Change "y-tick-label" to "vertical-tick-label" in the lines from the first one through the line holding "- data-point: [300, 491, 320, 511]", inclusive, and give back only those lines.
─── Material provided ───
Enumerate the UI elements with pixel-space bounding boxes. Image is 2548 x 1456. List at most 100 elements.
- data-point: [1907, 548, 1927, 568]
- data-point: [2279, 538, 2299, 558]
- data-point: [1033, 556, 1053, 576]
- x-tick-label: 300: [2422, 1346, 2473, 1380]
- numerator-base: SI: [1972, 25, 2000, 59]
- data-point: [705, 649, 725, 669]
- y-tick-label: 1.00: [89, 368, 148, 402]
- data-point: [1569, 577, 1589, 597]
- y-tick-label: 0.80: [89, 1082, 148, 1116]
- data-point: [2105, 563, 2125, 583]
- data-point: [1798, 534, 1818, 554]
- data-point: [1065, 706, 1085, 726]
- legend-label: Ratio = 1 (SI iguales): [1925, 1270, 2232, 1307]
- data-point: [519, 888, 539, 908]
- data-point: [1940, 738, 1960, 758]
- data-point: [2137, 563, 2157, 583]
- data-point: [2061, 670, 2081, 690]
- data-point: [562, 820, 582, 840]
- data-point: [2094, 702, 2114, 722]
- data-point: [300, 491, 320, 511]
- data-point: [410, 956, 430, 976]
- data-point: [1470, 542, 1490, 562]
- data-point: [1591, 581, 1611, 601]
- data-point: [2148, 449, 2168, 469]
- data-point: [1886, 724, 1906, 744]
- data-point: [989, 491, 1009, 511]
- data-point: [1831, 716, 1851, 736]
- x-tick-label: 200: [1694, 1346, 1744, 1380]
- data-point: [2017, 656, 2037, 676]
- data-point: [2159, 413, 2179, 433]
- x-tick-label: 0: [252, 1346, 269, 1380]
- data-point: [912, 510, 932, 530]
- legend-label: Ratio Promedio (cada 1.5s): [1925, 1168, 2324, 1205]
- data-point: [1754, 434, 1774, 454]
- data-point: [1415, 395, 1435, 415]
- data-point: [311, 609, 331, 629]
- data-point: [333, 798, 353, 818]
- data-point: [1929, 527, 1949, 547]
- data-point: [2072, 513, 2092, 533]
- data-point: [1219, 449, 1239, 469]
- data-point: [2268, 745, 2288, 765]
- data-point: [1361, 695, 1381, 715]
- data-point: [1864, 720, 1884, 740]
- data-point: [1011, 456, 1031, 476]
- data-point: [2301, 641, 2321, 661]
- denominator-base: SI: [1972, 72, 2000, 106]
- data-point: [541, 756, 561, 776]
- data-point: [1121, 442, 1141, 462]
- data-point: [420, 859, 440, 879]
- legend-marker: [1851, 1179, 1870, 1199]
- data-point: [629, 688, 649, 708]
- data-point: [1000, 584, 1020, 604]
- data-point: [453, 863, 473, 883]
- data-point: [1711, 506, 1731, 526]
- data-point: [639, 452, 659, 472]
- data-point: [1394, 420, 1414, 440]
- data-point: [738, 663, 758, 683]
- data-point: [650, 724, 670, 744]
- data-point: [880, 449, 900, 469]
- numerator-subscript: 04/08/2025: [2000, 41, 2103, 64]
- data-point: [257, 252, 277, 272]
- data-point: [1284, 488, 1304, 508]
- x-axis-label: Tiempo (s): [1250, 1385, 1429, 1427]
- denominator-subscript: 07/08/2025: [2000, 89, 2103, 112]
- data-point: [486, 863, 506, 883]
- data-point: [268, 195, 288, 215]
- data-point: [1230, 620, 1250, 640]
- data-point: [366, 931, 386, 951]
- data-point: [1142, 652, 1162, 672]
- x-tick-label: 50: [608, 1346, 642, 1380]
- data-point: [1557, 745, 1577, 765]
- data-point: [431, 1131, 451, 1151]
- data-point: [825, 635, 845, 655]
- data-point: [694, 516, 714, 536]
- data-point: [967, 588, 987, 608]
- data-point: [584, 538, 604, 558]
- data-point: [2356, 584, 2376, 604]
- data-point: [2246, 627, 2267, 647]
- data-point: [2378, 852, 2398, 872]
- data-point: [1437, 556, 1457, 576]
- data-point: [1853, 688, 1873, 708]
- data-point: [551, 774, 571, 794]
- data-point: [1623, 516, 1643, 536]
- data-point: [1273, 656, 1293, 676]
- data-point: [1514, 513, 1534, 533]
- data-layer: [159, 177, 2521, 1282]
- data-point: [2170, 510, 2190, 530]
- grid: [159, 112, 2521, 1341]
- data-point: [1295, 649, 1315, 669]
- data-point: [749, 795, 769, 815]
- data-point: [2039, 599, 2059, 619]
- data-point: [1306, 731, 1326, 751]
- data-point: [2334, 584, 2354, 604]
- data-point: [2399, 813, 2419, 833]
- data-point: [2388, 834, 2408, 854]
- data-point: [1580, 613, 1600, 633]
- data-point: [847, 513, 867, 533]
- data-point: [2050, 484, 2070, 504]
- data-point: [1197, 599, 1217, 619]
───
• _Answer to the exercise_:
Enumerate the UI elements with pixel-space bounding boxes. Image is 2548 x 1456. List at most 100 elements.
- data-point: [1907, 548, 1927, 568]
- data-point: [2279, 538, 2299, 558]
- data-point: [1033, 556, 1053, 576]
- x-tick-label: 300: [2422, 1346, 2473, 1380]
- numerator-base: SI: [1972, 25, 2000, 59]
- data-point: [705, 649, 725, 669]
- vertical-tick-label: 1.00: [89, 368, 148, 402]
- data-point: [1569, 577, 1589, 597]
- vertical-tick-label: 0.80: [89, 1082, 148, 1116]
- data-point: [2105, 563, 2125, 583]
- data-point: [1798, 534, 1818, 554]
- data-point: [1065, 706, 1085, 726]
- legend-label: Ratio = 1 (SI iguales): [1925, 1270, 2232, 1307]
- data-point: [519, 888, 539, 908]
- data-point: [1940, 738, 1960, 758]
- data-point: [2137, 563, 2157, 583]
- data-point: [2061, 670, 2081, 690]
- data-point: [562, 820, 582, 840]
- data-point: [2094, 702, 2114, 722]
- data-point: [300, 491, 320, 511]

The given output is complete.